Exercise task:
Return, verbatim, everything from the first of the rows below down to the row containing "scrollbar-thumb[interactable] xyxy=(628,222,640,660)", with both of those rows included.

Material provided:
START

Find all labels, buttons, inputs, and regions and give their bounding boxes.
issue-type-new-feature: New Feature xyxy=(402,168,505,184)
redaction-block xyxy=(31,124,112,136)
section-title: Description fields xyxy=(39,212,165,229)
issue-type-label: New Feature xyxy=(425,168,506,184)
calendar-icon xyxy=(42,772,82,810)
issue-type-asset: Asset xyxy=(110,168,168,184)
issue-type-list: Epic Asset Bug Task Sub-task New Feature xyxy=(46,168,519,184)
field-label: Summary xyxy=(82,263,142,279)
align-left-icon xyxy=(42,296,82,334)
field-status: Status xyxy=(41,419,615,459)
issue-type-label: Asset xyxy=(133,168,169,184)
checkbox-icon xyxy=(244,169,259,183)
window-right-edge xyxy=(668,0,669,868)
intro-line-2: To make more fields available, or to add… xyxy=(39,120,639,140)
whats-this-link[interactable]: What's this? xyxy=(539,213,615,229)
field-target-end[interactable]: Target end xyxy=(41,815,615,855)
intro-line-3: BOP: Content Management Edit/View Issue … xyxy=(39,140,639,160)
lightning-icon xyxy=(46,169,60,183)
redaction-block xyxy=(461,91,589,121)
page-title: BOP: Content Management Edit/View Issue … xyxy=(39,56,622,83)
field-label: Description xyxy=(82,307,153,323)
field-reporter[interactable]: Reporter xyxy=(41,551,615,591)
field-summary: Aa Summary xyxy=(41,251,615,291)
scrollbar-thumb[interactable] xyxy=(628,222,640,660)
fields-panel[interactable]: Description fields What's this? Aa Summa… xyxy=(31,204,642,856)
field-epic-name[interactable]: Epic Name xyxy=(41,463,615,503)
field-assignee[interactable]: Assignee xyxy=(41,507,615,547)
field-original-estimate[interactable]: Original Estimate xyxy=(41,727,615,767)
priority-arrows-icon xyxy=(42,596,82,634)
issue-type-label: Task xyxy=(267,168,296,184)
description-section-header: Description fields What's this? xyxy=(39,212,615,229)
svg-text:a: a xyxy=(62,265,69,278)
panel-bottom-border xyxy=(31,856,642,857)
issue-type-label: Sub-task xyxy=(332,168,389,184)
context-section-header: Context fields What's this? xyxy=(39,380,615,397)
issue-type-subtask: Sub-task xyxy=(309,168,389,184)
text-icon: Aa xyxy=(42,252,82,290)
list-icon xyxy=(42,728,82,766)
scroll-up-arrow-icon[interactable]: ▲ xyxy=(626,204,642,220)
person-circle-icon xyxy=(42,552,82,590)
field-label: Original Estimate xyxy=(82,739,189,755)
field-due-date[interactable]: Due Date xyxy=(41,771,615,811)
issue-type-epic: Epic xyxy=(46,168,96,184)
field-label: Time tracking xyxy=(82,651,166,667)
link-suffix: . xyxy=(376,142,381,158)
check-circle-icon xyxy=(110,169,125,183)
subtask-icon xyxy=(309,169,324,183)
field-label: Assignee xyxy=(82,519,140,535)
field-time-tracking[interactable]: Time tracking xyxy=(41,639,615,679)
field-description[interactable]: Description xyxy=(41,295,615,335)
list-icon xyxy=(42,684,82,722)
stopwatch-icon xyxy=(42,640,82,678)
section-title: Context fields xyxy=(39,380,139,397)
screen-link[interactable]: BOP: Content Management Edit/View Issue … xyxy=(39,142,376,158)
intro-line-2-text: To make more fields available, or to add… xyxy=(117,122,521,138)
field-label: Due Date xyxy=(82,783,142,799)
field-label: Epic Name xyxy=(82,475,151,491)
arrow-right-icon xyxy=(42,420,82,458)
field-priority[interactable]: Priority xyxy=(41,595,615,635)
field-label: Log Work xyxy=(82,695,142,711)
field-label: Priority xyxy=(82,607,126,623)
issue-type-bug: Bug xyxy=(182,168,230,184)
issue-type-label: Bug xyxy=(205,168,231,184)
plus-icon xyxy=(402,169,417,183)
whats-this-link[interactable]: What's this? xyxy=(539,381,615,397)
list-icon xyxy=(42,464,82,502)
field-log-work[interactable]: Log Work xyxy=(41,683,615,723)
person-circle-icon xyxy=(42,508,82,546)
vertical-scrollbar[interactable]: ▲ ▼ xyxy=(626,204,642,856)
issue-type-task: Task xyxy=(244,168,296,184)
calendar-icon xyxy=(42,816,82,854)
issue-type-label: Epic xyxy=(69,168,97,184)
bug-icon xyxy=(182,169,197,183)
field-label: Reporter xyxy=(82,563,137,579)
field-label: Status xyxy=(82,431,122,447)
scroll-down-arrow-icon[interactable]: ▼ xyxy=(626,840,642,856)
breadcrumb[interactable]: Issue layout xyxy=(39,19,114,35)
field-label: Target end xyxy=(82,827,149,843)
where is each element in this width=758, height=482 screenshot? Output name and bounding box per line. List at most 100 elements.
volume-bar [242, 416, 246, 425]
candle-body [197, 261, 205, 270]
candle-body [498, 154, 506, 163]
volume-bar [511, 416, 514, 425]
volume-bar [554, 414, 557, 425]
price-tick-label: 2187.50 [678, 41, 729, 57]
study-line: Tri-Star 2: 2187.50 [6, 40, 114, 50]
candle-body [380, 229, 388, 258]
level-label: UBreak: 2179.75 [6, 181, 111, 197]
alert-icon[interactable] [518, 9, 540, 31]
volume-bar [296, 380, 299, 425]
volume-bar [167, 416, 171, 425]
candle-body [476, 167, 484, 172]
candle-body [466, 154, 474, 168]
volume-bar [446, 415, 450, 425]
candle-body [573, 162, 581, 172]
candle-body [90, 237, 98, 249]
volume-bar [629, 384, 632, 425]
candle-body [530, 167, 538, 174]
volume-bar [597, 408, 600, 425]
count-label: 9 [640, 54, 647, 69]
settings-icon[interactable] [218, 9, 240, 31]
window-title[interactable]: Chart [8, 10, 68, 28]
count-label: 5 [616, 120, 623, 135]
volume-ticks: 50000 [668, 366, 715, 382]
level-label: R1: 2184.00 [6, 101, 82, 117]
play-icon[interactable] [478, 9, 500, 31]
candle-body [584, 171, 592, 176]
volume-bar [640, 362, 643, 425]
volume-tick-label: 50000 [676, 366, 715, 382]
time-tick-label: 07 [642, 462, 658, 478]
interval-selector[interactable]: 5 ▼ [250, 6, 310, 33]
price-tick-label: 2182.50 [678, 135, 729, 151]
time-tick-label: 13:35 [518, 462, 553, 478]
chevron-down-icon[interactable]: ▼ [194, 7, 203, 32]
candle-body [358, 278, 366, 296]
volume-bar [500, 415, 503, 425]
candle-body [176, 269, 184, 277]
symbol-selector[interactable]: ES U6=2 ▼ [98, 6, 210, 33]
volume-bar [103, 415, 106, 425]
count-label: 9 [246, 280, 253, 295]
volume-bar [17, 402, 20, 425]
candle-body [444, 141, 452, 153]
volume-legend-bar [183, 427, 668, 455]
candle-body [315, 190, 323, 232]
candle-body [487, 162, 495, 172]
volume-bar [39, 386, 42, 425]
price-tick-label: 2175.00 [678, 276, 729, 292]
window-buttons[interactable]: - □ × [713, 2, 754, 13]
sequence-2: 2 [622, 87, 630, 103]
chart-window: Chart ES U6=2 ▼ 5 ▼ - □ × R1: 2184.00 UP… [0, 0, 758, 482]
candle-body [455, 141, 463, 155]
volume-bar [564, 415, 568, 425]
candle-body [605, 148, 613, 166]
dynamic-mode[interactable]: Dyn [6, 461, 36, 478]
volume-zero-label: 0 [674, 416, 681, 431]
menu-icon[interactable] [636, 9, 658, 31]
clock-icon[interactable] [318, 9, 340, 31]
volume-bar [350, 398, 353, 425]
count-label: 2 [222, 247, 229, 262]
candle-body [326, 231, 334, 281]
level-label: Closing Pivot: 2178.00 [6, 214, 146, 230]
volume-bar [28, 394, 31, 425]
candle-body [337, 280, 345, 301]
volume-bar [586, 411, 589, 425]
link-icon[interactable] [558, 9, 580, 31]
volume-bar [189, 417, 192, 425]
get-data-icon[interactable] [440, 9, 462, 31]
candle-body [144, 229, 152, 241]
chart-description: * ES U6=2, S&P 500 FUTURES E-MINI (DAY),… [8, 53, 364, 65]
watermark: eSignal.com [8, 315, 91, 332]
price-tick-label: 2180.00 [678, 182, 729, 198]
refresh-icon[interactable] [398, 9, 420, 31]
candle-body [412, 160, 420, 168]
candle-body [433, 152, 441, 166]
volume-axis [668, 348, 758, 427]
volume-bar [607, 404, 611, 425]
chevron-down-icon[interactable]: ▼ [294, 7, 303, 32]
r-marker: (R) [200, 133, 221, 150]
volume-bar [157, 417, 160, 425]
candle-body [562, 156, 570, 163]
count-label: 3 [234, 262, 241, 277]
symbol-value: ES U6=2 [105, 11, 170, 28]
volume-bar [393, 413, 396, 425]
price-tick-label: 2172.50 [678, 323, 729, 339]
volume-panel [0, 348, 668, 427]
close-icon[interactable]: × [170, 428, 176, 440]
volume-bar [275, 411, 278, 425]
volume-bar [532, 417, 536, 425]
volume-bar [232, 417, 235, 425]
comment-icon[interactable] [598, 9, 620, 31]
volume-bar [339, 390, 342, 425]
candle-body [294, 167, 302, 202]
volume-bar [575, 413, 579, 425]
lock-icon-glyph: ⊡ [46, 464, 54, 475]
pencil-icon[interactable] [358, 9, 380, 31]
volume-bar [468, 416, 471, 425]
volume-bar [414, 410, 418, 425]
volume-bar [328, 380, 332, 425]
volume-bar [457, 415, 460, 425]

END

Result:
Find all labels, buttons, inputs, and regions and give their bounding boxes.
issue-type-new-feature: New Feature xyxy=(402,168,505,184)
redaction-block xyxy=(31,124,112,136)
section-title: Description fields xyxy=(39,212,165,229)
issue-type-label: New Feature xyxy=(425,168,506,184)
calendar-icon xyxy=(42,772,82,810)
issue-type-asset: Asset xyxy=(110,168,168,184)
issue-type-list: Epic Asset Bug Task Sub-task New Feature xyxy=(46,168,519,184)
field-label: Summary xyxy=(82,263,142,279)
align-left-icon xyxy=(42,296,82,334)
field-status: Status xyxy=(41,419,615,459)
issue-type-label: Asset xyxy=(133,168,169,184)
checkbox-icon xyxy=(244,169,259,183)
window-right-edge xyxy=(668,0,669,868)
intro-line-2: To make more fields available, or to add… xyxy=(39,120,639,140)
whats-this-link[interactable]: What's this? xyxy=(539,213,615,229)
field-target-end[interactable]: Target end xyxy=(41,815,615,855)
intro-line-3: BOP: Content Management Edit/View Issue … xyxy=(39,140,639,160)
lightning-icon xyxy=(46,169,60,183)
redaction-block xyxy=(461,91,589,121)
page-title: BOP: Content Management Edit/View Issue … xyxy=(39,56,622,83)
field-label: Description xyxy=(82,307,153,323)
field-reporter[interactable]: Reporter xyxy=(41,551,615,591)
field-summary: Aa Summary xyxy=(41,251,615,291)
scrollbar-thumb[interactable] xyxy=(628,222,640,660)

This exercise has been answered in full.